Given exercise: Show every line in the entries below where the word "rule" appears.

Data records:
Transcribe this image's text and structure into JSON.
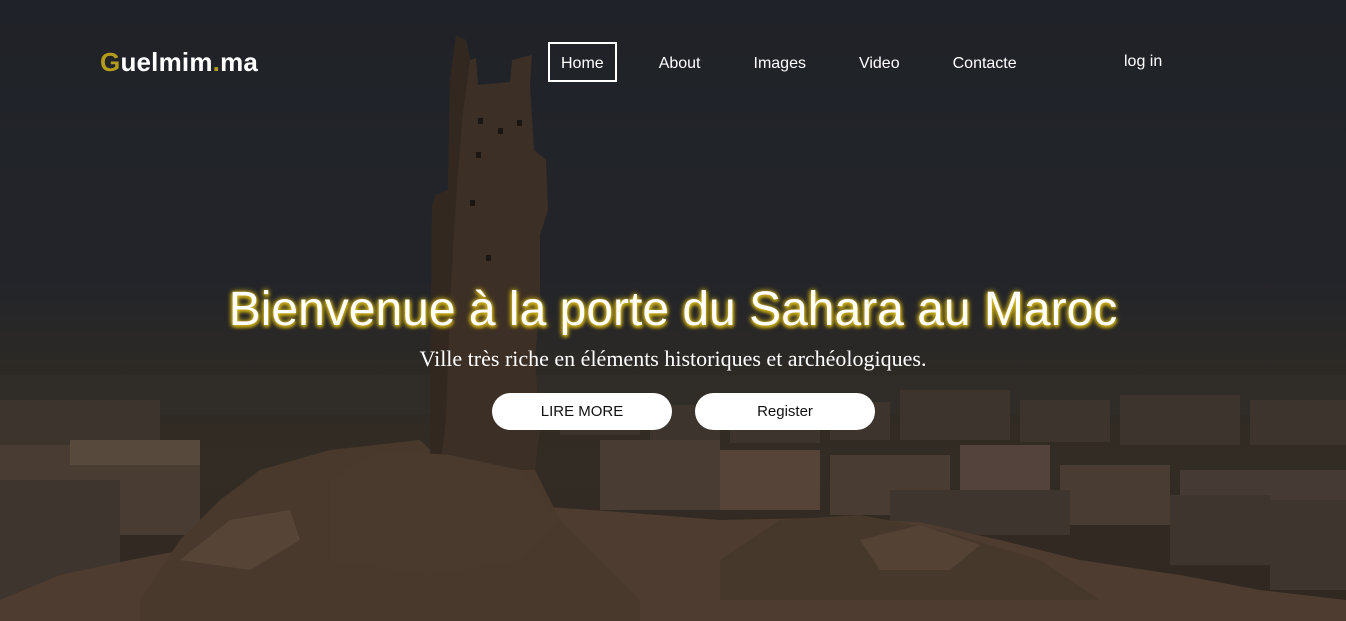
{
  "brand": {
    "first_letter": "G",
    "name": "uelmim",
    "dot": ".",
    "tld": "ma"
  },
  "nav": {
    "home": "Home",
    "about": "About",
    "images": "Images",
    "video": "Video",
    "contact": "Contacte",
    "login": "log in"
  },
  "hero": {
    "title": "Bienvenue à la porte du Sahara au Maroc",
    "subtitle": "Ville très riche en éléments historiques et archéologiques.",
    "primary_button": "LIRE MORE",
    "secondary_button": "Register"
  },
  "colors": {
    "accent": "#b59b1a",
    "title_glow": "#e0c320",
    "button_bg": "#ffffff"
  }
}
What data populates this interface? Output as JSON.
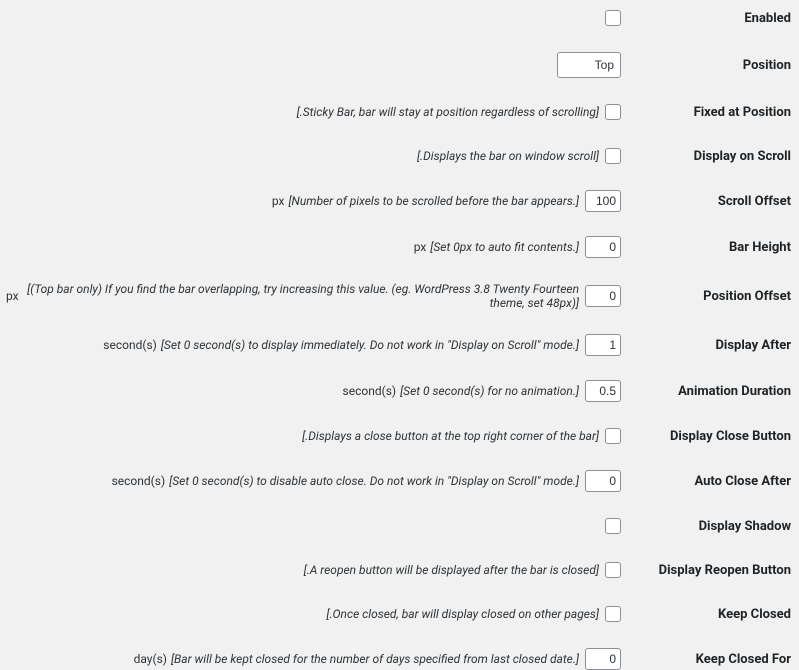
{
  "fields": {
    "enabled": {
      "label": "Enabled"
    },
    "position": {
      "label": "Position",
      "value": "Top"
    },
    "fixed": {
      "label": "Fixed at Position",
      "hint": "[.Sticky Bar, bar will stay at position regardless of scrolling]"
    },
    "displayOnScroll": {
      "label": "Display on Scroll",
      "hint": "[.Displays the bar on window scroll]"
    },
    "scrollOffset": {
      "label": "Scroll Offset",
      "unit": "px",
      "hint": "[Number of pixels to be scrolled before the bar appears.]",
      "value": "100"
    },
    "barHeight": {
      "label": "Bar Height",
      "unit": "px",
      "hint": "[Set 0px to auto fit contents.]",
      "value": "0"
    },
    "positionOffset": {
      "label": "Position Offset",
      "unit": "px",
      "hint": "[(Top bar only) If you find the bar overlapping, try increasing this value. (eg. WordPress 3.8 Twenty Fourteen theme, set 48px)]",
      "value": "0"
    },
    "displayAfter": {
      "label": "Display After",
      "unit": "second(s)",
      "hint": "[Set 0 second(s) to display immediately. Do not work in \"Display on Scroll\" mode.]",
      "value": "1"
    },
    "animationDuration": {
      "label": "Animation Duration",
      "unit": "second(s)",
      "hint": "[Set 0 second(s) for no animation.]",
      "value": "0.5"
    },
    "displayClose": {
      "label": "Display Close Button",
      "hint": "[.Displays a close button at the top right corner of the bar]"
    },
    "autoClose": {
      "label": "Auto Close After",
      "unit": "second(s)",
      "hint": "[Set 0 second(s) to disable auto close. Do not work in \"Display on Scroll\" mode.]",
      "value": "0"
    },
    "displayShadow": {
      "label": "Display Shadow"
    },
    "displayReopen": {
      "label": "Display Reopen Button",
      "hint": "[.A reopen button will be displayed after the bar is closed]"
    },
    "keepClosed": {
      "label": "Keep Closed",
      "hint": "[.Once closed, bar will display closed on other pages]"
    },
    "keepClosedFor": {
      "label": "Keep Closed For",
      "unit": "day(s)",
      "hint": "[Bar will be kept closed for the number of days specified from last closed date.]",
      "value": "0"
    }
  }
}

---

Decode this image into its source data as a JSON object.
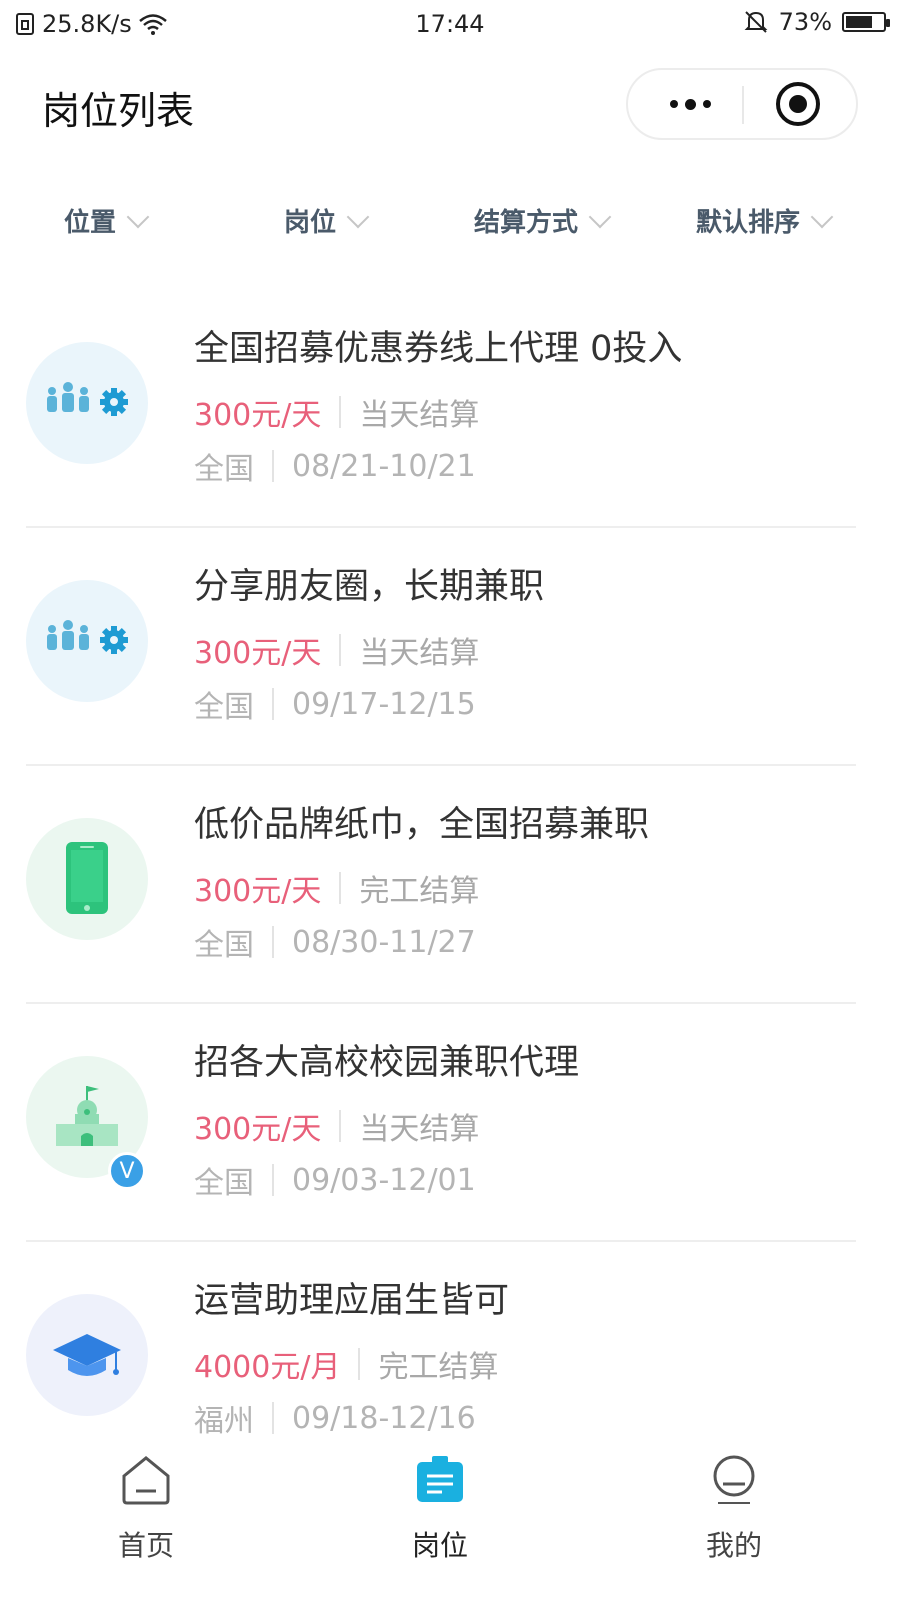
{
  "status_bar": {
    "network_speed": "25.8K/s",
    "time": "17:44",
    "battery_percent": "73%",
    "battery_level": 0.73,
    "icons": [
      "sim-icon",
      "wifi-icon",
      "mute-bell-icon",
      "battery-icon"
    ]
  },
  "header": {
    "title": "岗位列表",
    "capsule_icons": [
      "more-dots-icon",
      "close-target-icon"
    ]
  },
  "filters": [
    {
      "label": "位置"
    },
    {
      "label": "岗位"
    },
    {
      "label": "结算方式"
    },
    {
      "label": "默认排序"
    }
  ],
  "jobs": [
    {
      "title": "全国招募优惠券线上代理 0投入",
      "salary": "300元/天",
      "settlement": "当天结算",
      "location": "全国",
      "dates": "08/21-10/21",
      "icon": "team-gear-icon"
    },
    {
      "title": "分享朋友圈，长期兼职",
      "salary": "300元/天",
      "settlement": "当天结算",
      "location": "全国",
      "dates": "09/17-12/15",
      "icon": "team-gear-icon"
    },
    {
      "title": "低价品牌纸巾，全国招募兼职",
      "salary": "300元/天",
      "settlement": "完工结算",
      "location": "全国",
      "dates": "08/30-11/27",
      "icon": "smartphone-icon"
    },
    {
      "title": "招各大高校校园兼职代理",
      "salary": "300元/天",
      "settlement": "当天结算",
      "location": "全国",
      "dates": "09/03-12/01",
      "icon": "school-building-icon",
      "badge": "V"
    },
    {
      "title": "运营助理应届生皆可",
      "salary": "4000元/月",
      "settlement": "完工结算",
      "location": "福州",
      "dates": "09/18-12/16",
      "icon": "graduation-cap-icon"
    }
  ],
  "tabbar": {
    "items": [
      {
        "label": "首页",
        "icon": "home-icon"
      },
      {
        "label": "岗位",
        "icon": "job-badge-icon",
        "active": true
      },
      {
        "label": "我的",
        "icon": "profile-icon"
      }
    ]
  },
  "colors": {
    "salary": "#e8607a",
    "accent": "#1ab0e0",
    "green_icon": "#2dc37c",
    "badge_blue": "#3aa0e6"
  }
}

---

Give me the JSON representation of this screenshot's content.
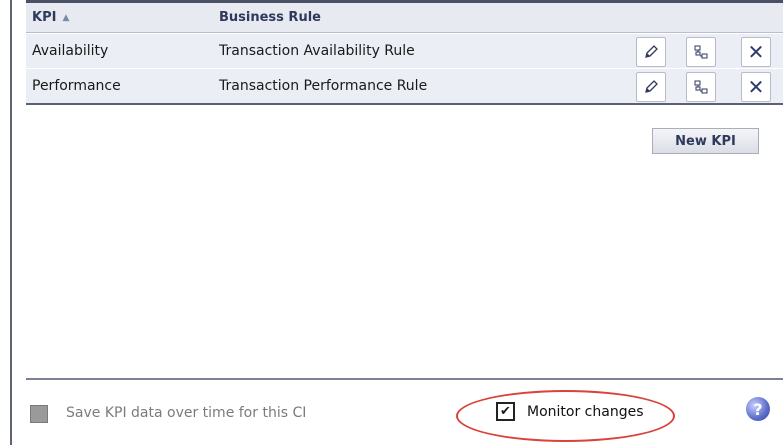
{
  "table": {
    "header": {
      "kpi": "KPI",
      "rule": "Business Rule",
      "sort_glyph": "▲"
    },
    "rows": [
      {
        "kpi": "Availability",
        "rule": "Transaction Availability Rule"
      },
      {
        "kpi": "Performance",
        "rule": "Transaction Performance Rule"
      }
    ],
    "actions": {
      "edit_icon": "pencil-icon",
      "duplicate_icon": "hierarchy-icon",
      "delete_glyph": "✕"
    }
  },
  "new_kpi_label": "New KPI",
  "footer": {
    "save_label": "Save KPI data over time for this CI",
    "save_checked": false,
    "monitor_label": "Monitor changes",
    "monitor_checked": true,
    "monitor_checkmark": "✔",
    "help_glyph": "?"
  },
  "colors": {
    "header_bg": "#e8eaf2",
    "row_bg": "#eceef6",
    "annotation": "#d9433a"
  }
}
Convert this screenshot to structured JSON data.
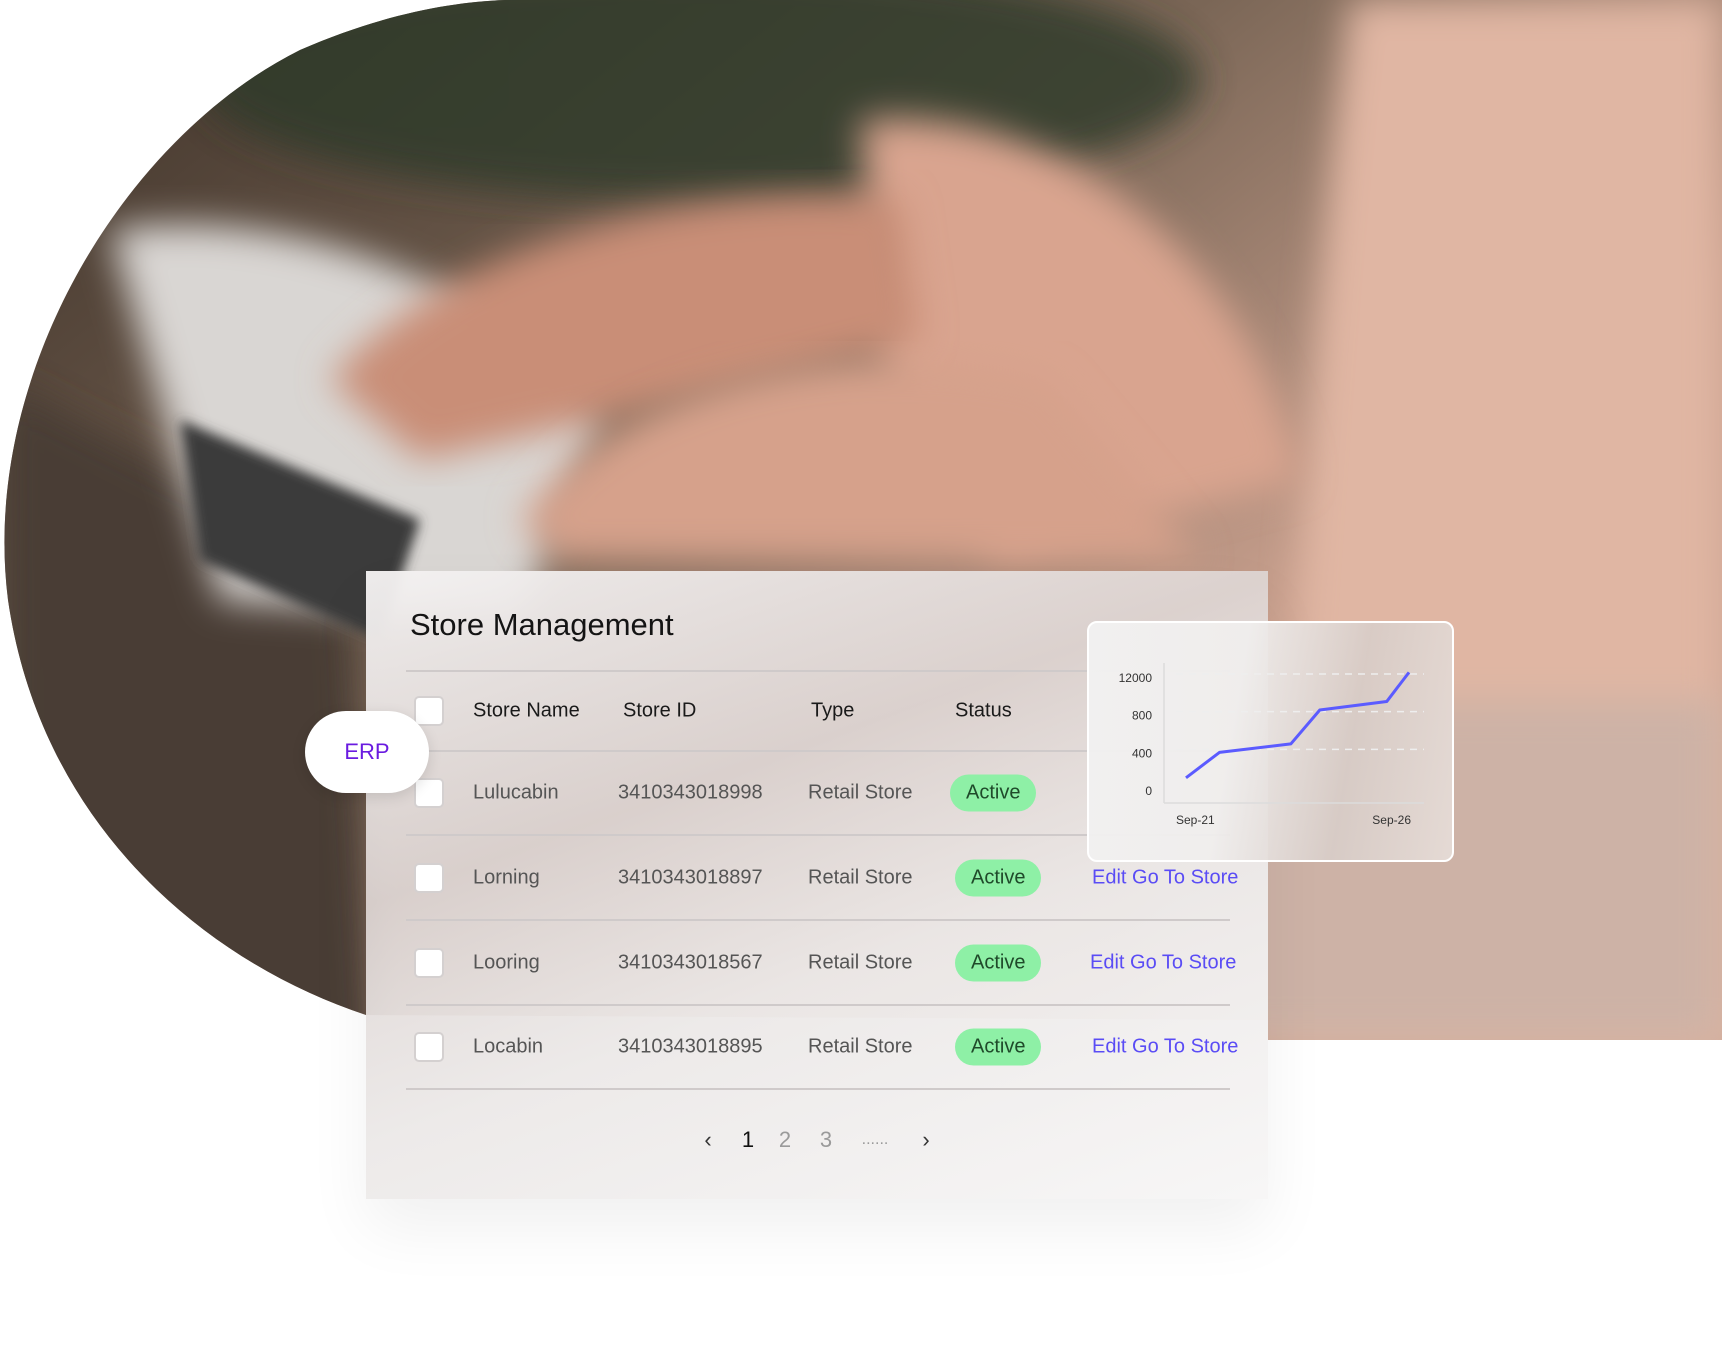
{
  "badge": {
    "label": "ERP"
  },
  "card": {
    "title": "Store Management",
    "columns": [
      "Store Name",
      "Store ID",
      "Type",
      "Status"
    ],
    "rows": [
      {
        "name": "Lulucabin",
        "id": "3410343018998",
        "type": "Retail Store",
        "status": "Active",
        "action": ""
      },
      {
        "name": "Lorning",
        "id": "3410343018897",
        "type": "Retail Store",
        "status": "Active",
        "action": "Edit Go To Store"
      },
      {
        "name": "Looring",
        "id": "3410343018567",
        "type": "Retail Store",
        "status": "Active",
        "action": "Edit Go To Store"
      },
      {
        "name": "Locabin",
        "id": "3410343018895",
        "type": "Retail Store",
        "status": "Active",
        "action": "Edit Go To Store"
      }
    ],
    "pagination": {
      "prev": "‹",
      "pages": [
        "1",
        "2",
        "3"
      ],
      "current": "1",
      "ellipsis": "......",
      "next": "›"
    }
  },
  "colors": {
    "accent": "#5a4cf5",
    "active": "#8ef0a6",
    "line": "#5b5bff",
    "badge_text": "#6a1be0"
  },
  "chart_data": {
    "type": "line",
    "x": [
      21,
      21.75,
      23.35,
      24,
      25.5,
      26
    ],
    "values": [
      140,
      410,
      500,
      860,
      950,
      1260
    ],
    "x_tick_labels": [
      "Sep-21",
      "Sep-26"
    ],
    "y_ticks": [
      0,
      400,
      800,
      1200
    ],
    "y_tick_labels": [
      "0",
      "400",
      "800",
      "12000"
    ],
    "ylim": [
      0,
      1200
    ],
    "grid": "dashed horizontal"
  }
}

Correct output:
      "rule": "Business Rule",
        "rule": "Transaction Availability Rule"
        "rule": "Transaction Performance Rule"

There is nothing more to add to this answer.